ENTRIES SHOWN:
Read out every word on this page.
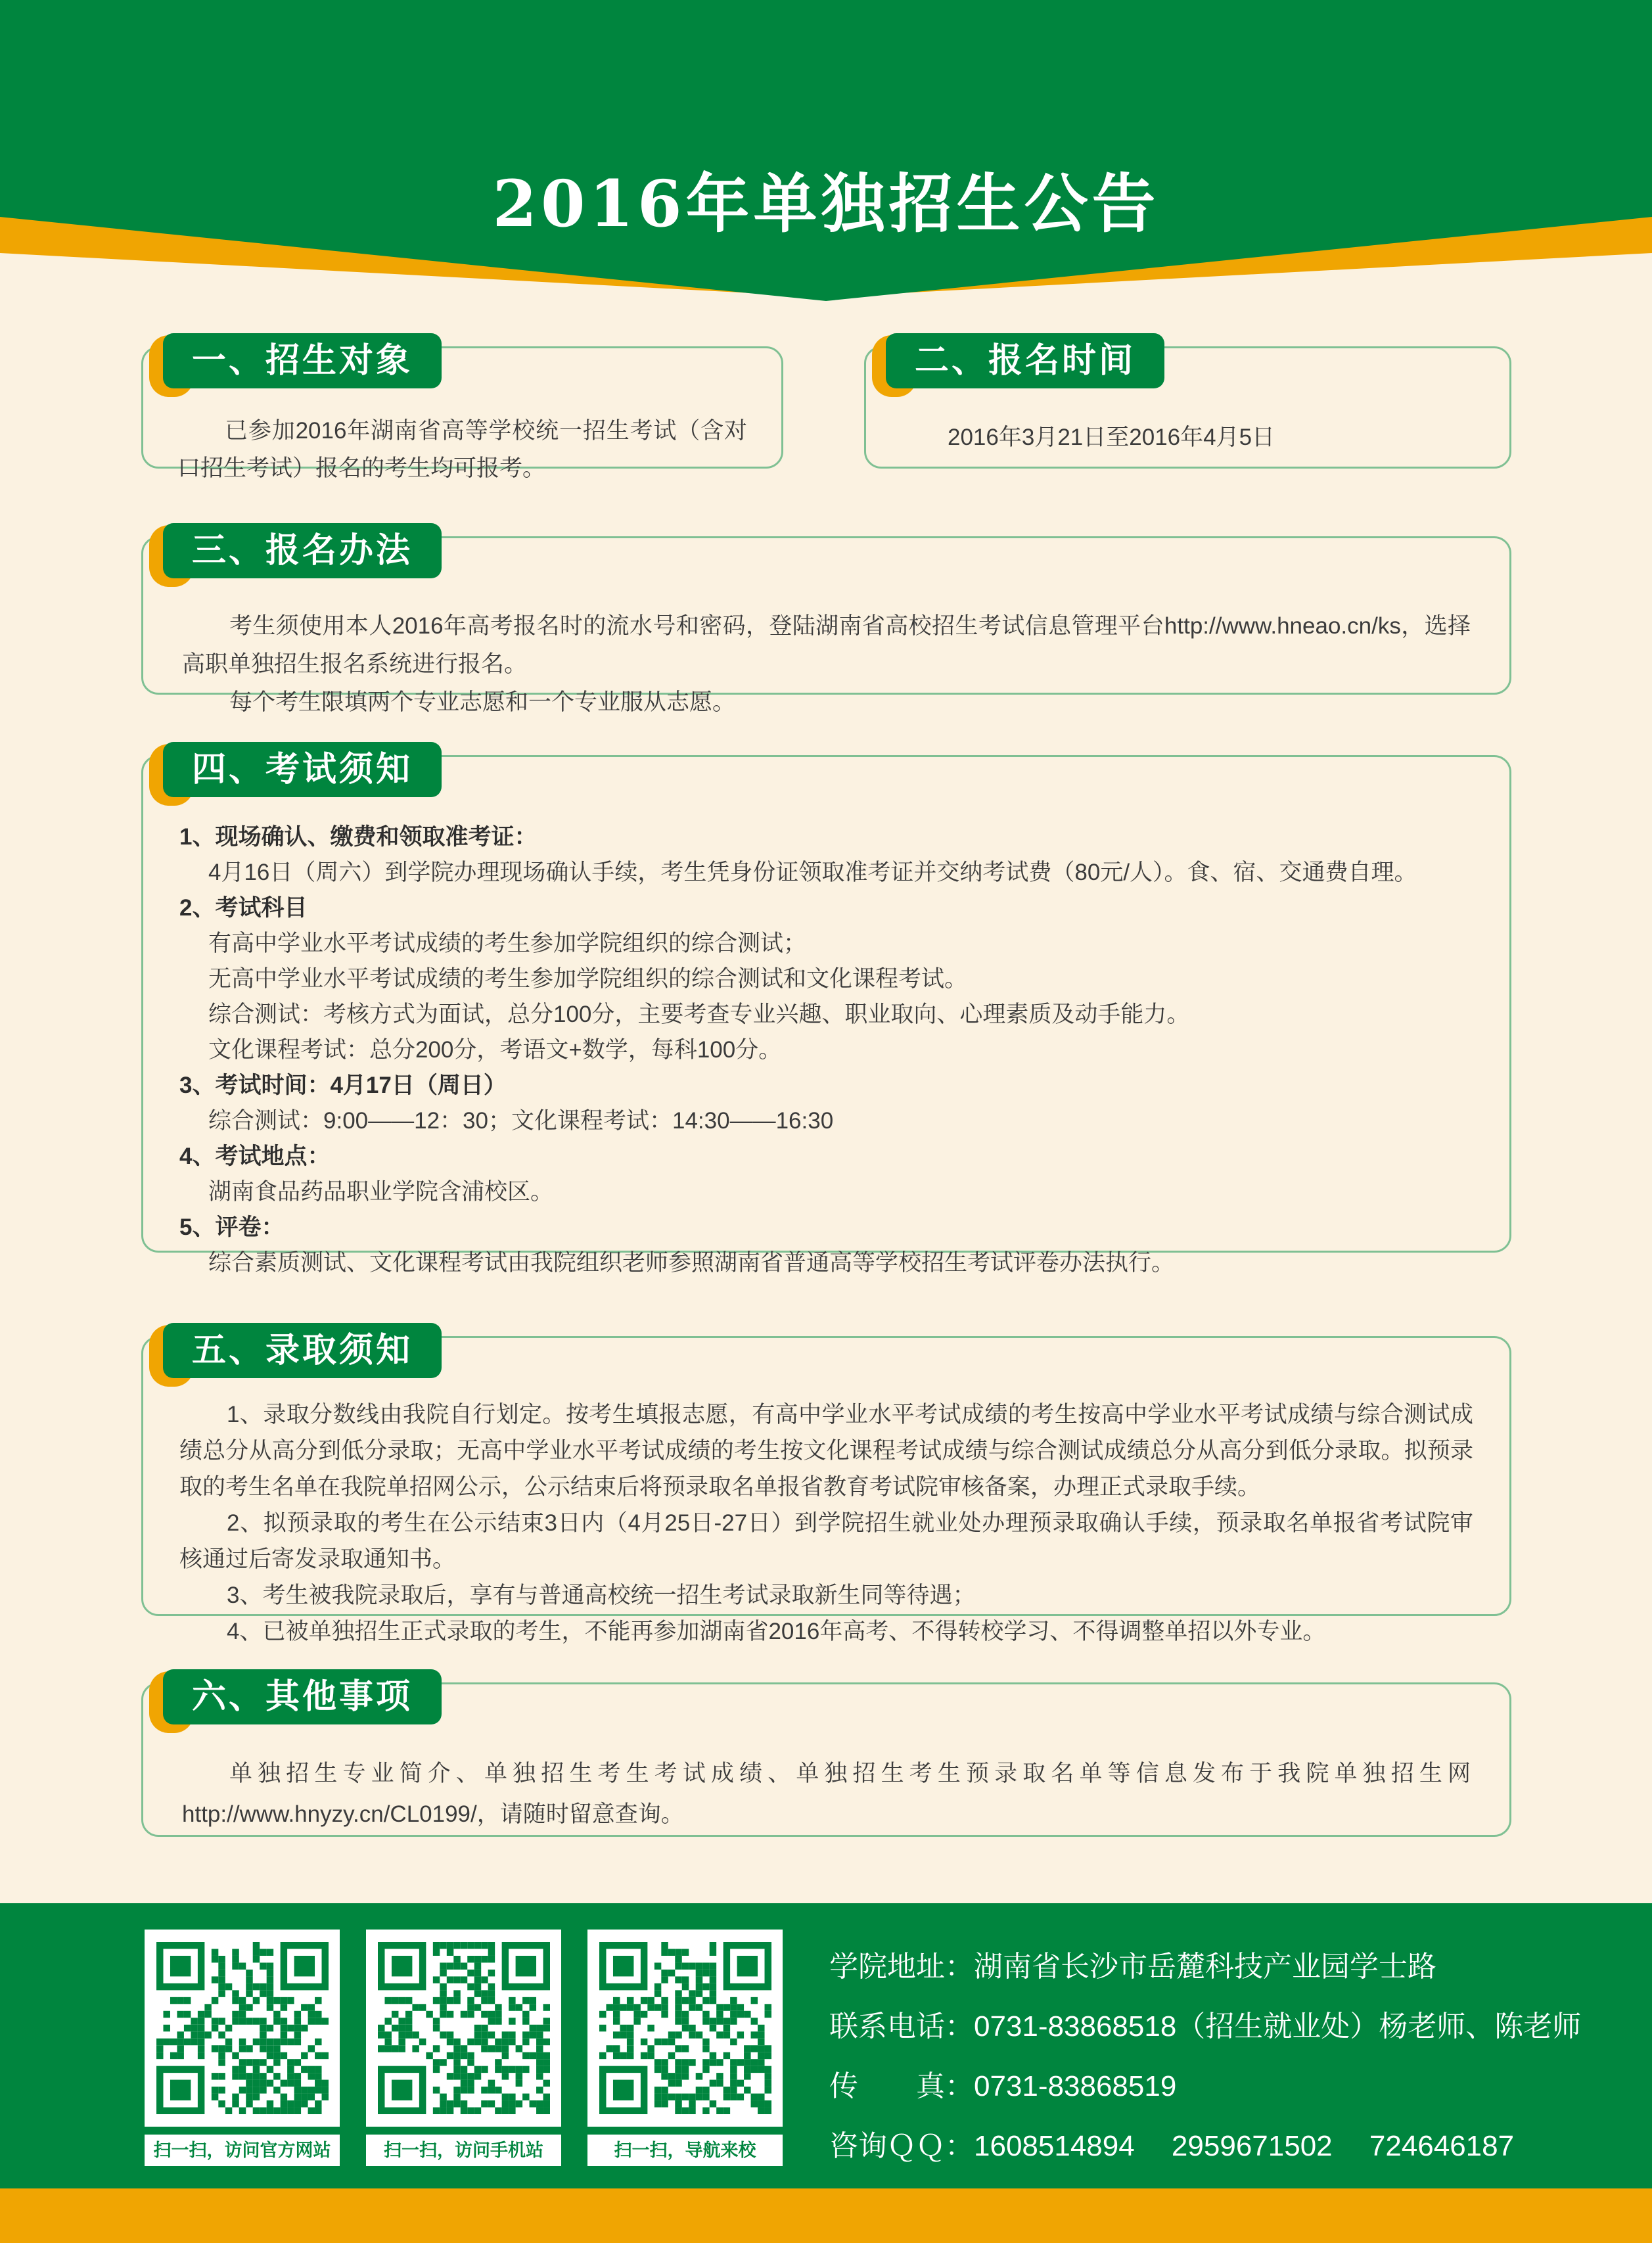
2016年单独招生公告
一、招生对象

已参加2016年湖南省高等学校统一招生考试（含对口招生考试）报名的考生均可报考。

二、报名时间

2016年3月21日至2016年4月5日

三、报名办法

考生须使用本人2016年高考报名时的流水号和密码，登陆湖南省高校招生考试信息管理平台http://www.hneao.cn/ks，选择高职单独招生报名系统进行报名。

每个考生限填两个专业志愿和一个专业服从志愿。

四、考试须知

1、现场确认、缴费和领取准考证：

4月16日（周六）到学院办理现场确认手续，考生凭身份证领取准考证并交纳考试费（80元/人）。食、宿、交通费自理。

2、考试科目

有高中学业水平考试成绩的考生参加学院组织的综合测试；

无高中学业水平考试成绩的考生参加学院组织的综合测试和文化课程考试。

综合测试：考核方式为面试，总分100分，主要考查专业兴趣、职业取向、心理素质及动手能力。

文化课程考试：总分200分，考语文+数学，每科100分。

3、考试时间：4月17日（周日）

综合测试：9:00——12：30；文化课程考试：14:30——16:30

4、考试地点：

湖南食品药品职业学院含浦校区。

5、评卷：

综合素质测试、文化课程考试由我院组织老师参照湖南省普通高等学校招生考试评卷办法执行。

五、录取须知

1、录取分数线由我院自行划定。按考生填报志愿，有高中学业水平考试成绩的考生按高中学业水平考试成绩与综合测试成绩总分从高分到低分录取；无高中学业水平考试成绩的考生按文化课程考试成绩与综合测试成绩总分从高分到低分录取。拟预录取的考生名单在我院单招网公示，公示结束后将预录取名单报省教育考试院审核备案，办理正式录取手续。

2、拟预录取的考生在公示结束3日内（4月25日-27日）到学院招生就业处办理预录取确认手续，预录取名单报省考试院审核通过后寄发录取通知书。

3、考生被我院录取后，享有与普通高校统一招生考试录取新生同等待遇；

4、已被单独招生正式录取的考生，不能再参加湖南省2016年高考、不得转校学习、不得调整单招以外专业。

六、其他事项

单独招生专业简介、单独招生考生考试成绩、单独招生考生预录取名单等信息发布于我院单独招生网http://www.hnyzy.cn/CL0199/，请随时留意查询。

扫一扫，访问官方网站	扫一扫，访问手机站	扫一扫，导航来校
学院地址：湖南省长沙市岳麓科技产业园学士路
联系电话：0731-83868518（招生就业处）杨老师、陈老师
传　　真：0731-83868519
咨询ＱＱ：1608514894　 2959671502　 724646187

OBJECTIVE: Each entry above is to be written out again unchanged, apart from the pictures, which are left out.

ANSWER TO THE EXERCISE:
Read out every word on this page.
2016年单独招生公告
一、招生对象

已参加2016年湖南省高等学校统一招生考试（含对口招生考试）报名的考生均可报考。

二、报名时间

2016年3月21日至2016年4月5日

三、报名办法

考生须使用本人2016年高考报名时的流水号和密码，登陆湖南省高校招生考试信息管理平台http://www.hneao.cn/ks，选择高职单独招生报名系统进行报名。

每个考生限填两个专业志愿和一个专业服从志愿。

四、考试须知

1、现场确认、缴费和领取准考证：

4月16日（周六）到学院办理现场确认手续，考生凭身份证领取准考证并交纳考试费（80元/人）。食、宿、交通费自理。

2、考试科目

有高中学业水平考试成绩的考生参加学院组织的综合测试；

无高中学业水平考试成绩的考生参加学院组织的综合测试和文化课程考试。

综合测试：考核方式为面试，总分100分，主要考查专业兴趣、职业取向、心理素质及动手能力。

文化课程考试：总分200分，考语文+数学，每科100分。

3、考试时间：4月17日（周日）

综合测试：9:00——12：30；文化课程考试：14:30——16:30

4、考试地点：

湖南食品药品职业学院含浦校区。

5、评卷：

综合素质测试、文化课程考试由我院组织老师参照湖南省普通高等学校招生考试评卷办法执行。

五、录取须知

1、录取分数线由我院自行划定。按考生填报志愿，有高中学业水平考试成绩的考生按高中学业水平考试成绩与综合测试成绩总分从高分到低分录取；无高中学业水平考试成绩的考生按文化课程考试成绩与综合测试成绩总分从高分到低分录取。拟预录取的考生名单在我院单招网公示，公示结束后将预录取名单报省教育考试院审核备案，办理正式录取手续。

2、拟预录取的考生在公示结束3日内（4月25日-27日）到学院招生就业处办理预录取确认手续，预录取名单报省考试院审核通过后寄发录取通知书。

3、考生被我院录取后，享有与普通高校统一招生考试录取新生同等待遇；

4、已被单独招生正式录取的考生，不能再参加湖南省2016年高考、不得转校学习、不得调整单招以外专业。

六、其他事项

单独招生专业简介、单独招生考生考试成绩、单独招生考生预录取名单等信息发布于我院单独招生网http://www.hnyzy.cn/CL0199/，请随时留意查询。

扫一扫，访问官方网站	扫一扫，访问手机站	扫一扫，导航来校
学院地址：湖南省长沙市岳麓科技产业园学士路
联系电话：0731-83868518（招生就业处）杨老师、陈老师
传　　真：0731-83868519
咨询ＱＱ：1608514894　 2959671502　 724646187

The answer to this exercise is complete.